===== DATASET EXTRACT
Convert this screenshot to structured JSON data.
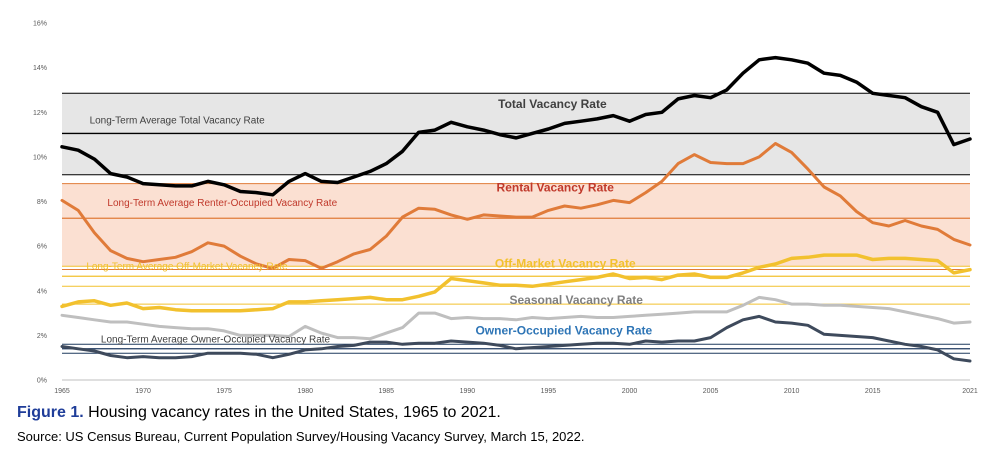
{
  "caption": {
    "figure_label": "Figure 1.",
    "title": "Housing vacancy rates in the United States, 1965 to 2021",
    "source": "Source: US Census Bureau, Current Population Survey/Housing Vacancy Survey, March 15, 2022."
  },
  "chart_data": {
    "type": "line",
    "xlim": [
      1965,
      2021
    ],
    "ylim": [
      0,
      16
    ],
    "x_ticks": [
      "1965",
      "1970",
      "1975",
      "1980",
      "1985",
      "1990",
      "1995",
      "2000",
      "2005",
      "2010",
      "2015",
      "2021"
    ],
    "x_tick_values": [
      1965,
      1970,
      1975,
      1980,
      1985,
      1990,
      1995,
      2000,
      2005,
      2010,
      2015,
      2021
    ],
    "y_ticks": [
      "0%",
      "2%",
      "4%",
      "6%",
      "8%",
      "10%",
      "12%",
      "14%",
      "16%"
    ],
    "y_tick_values": [
      0,
      2,
      4,
      6,
      8,
      10,
      12,
      14,
      16
    ],
    "grid": false,
    "legend": "none",
    "years": [
      1965,
      1966,
      1967,
      1968,
      1969,
      1970,
      1971,
      1972,
      1973,
      1974,
      1975,
      1976,
      1977,
      1978,
      1979,
      1980,
      1981,
      1982,
      1983,
      1984,
      1985,
      1986,
      1987,
      1988,
      1989,
      1990,
      1991,
      1992,
      1993,
      1994,
      1995,
      1996,
      1997,
      1998,
      1999,
      2000,
      2001,
      2002,
      2003,
      2004,
      2005,
      2006,
      2007,
      2008,
      2009,
      2010,
      2011,
      2012,
      2013,
      2014,
      2015,
      2016,
      2017,
      2018,
      2019,
      2020,
      2021
    ],
    "bands": [
      {
        "name": "total-band",
        "from": 9.2,
        "to": 12.85,
        "color": "#e6e6e6",
        "line_color": "#000000"
      },
      {
        "name": "rental-band",
        "from": 4.95,
        "to": 8.8,
        "color": "#fbe0d2",
        "line_color": "#e07b39"
      },
      {
        "name": "offmarket-band",
        "from": 4.2,
        "to": 5.1,
        "color": "#ffffff",
        "line_color": "#f2c12e"
      },
      {
        "name": "seasonal-band",
        "from": 3.4,
        "to": 3.4,
        "color": "#ffffff",
        "line_color": "#f2c12e"
      },
      {
        "name": "owner-band",
        "from": 1.2,
        "to": 1.6,
        "color": "#ffffff",
        "line_color": "#1f3a5f"
      }
    ],
    "averages": [
      {
        "label": "Long-Term Average Total Vacancy Rate",
        "value": 11.05,
        "color": "#000000",
        "text_color": "#404040",
        "label_x": 1966.7,
        "label_y": 11.5
      },
      {
        "label": "Long-Term Average Renter-Occupied Vacancy Rate",
        "value": 7.25,
        "color": "#e07b39",
        "text_color": "#c0392b",
        "label_x": 1967.8,
        "label_y": 7.8
      },
      {
        "label": "Long-Term Average Off-Market Vacancy Rate",
        "value": 4.65,
        "color": "#f2c12e",
        "text_color": "#f2c12e",
        "label_x": 1966.5,
        "label_y": 4.95
      },
      {
        "label": "Long-Term Average Owner-Occupied Vacancy Rate",
        "value": 1.4,
        "color": "#1f3a5f",
        "text_color": "#404040",
        "label_x": 1967.4,
        "label_y": 1.68
      }
    ],
    "series": [
      {
        "name": "Total Vacancy Rate",
        "color": "#000000",
        "width": 3.5,
        "label_x": 1991.9,
        "label_y": 12.2,
        "label_color": "#404040",
        "values": [
          10.45,
          10.3,
          9.9,
          9.25,
          9.1,
          8.8,
          8.75,
          8.7,
          8.7,
          8.9,
          8.75,
          8.45,
          8.4,
          8.3,
          8.9,
          9.25,
          8.9,
          8.85,
          9.1,
          9.35,
          9.7,
          10.25,
          11.1,
          11.2,
          11.55,
          11.35,
          11.2,
          11.0,
          10.85,
          11.05,
          11.25,
          11.5,
          11.6,
          11.7,
          11.85,
          11.6,
          11.9,
          12.0,
          12.6,
          12.75,
          12.65,
          13.0,
          13.75,
          14.35,
          14.45,
          14.35,
          14.2,
          13.75,
          13.65,
          13.35,
          12.85,
          12.75,
          12.65,
          12.25,
          12.0,
          10.55,
          10.8
        ]
      },
      {
        "name": "Rental Vacancy Rate",
        "color": "#e07b39",
        "width": 3,
        "label_x": 1991.8,
        "label_y": 8.45,
        "label_color": "#c0392b",
        "values": [
          8.05,
          7.6,
          6.6,
          5.8,
          5.45,
          5.3,
          5.4,
          5.5,
          5.75,
          6.15,
          6.0,
          5.55,
          5.2,
          5.0,
          5.4,
          5.35,
          5.0,
          5.3,
          5.65,
          5.85,
          6.45,
          7.3,
          7.7,
          7.65,
          7.4,
          7.2,
          7.4,
          7.35,
          7.3,
          7.3,
          7.6,
          7.8,
          7.7,
          7.85,
          8.05,
          7.95,
          8.4,
          8.9,
          9.7,
          10.1,
          9.75,
          9.7,
          9.7,
          10.0,
          10.6,
          10.2,
          9.45,
          8.65,
          8.25,
          7.55,
          7.05,
          6.9,
          7.15,
          6.9,
          6.75,
          6.3,
          6.05
        ]
      },
      {
        "name": "Off-Market Vacancy Rate",
        "color": "#f2c12e",
        "width": 3.5,
        "label_x": 1991.7,
        "label_y": 5.05,
        "label_color": "#f2c12e",
        "values": [
          3.3,
          3.5,
          3.55,
          3.35,
          3.45,
          3.2,
          3.25,
          3.15,
          3.1,
          3.1,
          3.1,
          3.1,
          3.15,
          3.2,
          3.5,
          3.5,
          3.55,
          3.6,
          3.65,
          3.7,
          3.6,
          3.6,
          3.75,
          3.95,
          4.55,
          4.45,
          4.35,
          4.25,
          4.25,
          4.2,
          4.3,
          4.4,
          4.5,
          4.6,
          4.75,
          4.55,
          4.6,
          4.5,
          4.7,
          4.75,
          4.6,
          4.6,
          4.8,
          5.05,
          5.2,
          5.45,
          5.5,
          5.6,
          5.6,
          5.6,
          5.4,
          5.45,
          5.45,
          5.4,
          5.35,
          4.8,
          4.95
        ]
      },
      {
        "name": "Seasonal Vacancy Rate",
        "color": "#bfbfbf",
        "width": 3,
        "label_x": 1992.6,
        "label_y": 3.4,
        "label_color": "#7f7f7f",
        "values": [
          2.9,
          2.8,
          2.7,
          2.6,
          2.6,
          2.5,
          2.4,
          2.35,
          2.3,
          2.3,
          2.2,
          2.0,
          2.0,
          2.0,
          1.95,
          2.4,
          2.1,
          1.9,
          1.9,
          1.85,
          2.1,
          2.35,
          3.0,
          3.0,
          2.75,
          2.8,
          2.75,
          2.75,
          2.7,
          2.8,
          2.75,
          2.8,
          2.85,
          2.8,
          2.8,
          2.85,
          2.9,
          2.95,
          3.0,
          3.05,
          3.05,
          3.05,
          3.35,
          3.7,
          3.6,
          3.4,
          3.4,
          3.35,
          3.35,
          3.3,
          3.25,
          3.2,
          3.05,
          2.9,
          2.75,
          2.55,
          2.6
        ]
      },
      {
        "name": "Owner-Occupied Vacancy Rate",
        "color": "#3e4a5c",
        "width": 3,
        "label_x": 1990.5,
        "label_y": 2.05,
        "label_color": "#2e75b6",
        "values": [
          1.5,
          1.4,
          1.3,
          1.1,
          1.0,
          1.05,
          1.0,
          1.0,
          1.05,
          1.2,
          1.2,
          1.2,
          1.15,
          1.0,
          1.15,
          1.35,
          1.4,
          1.5,
          1.55,
          1.7,
          1.7,
          1.6,
          1.65,
          1.65,
          1.75,
          1.7,
          1.65,
          1.55,
          1.4,
          1.45,
          1.5,
          1.55,
          1.6,
          1.65,
          1.65,
          1.6,
          1.75,
          1.7,
          1.75,
          1.75,
          1.9,
          2.35,
          2.7,
          2.85,
          2.6,
          2.55,
          2.45,
          2.05,
          2.0,
          1.95,
          1.9,
          1.75,
          1.6,
          1.5,
          1.35,
          0.95,
          0.85
        ]
      }
    ]
  }
}
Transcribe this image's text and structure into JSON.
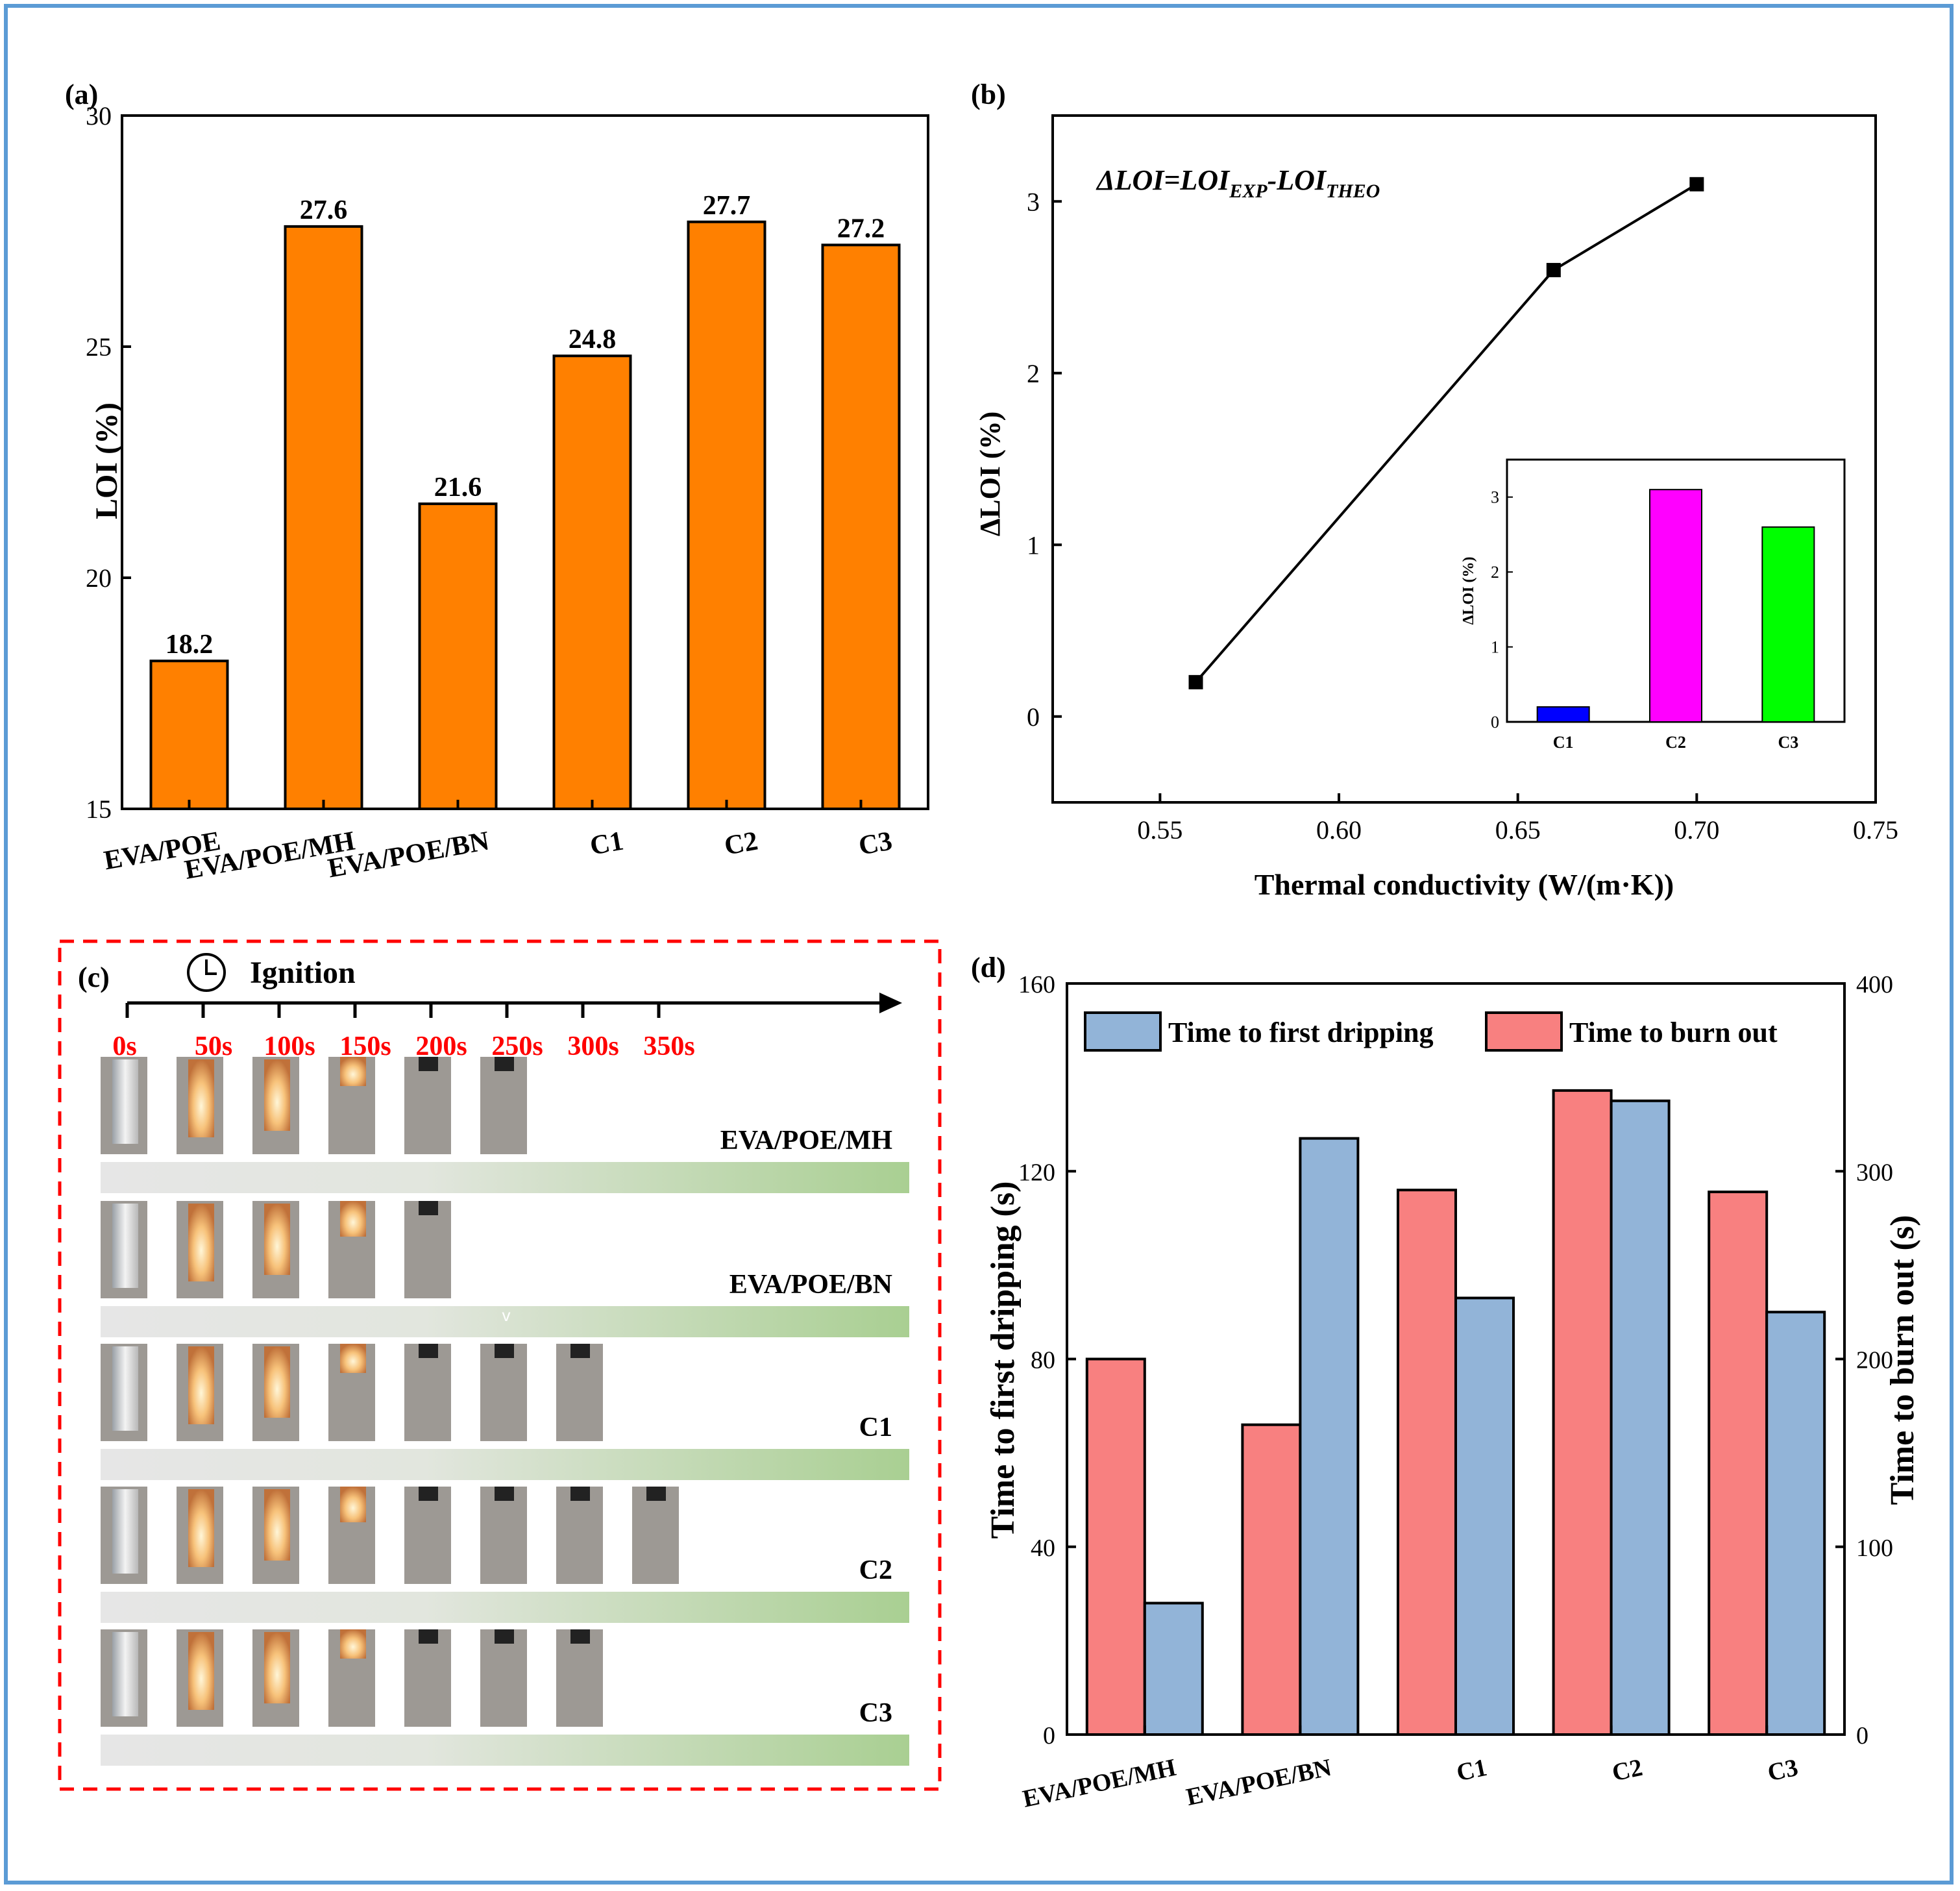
==========
TASK STATEMENT: Gather from the data above every line with the string "JSON".

ANSWER IN FULL:
Convert this screenshot to structured JSON data.
Transcribe this image's text and structure into JSON.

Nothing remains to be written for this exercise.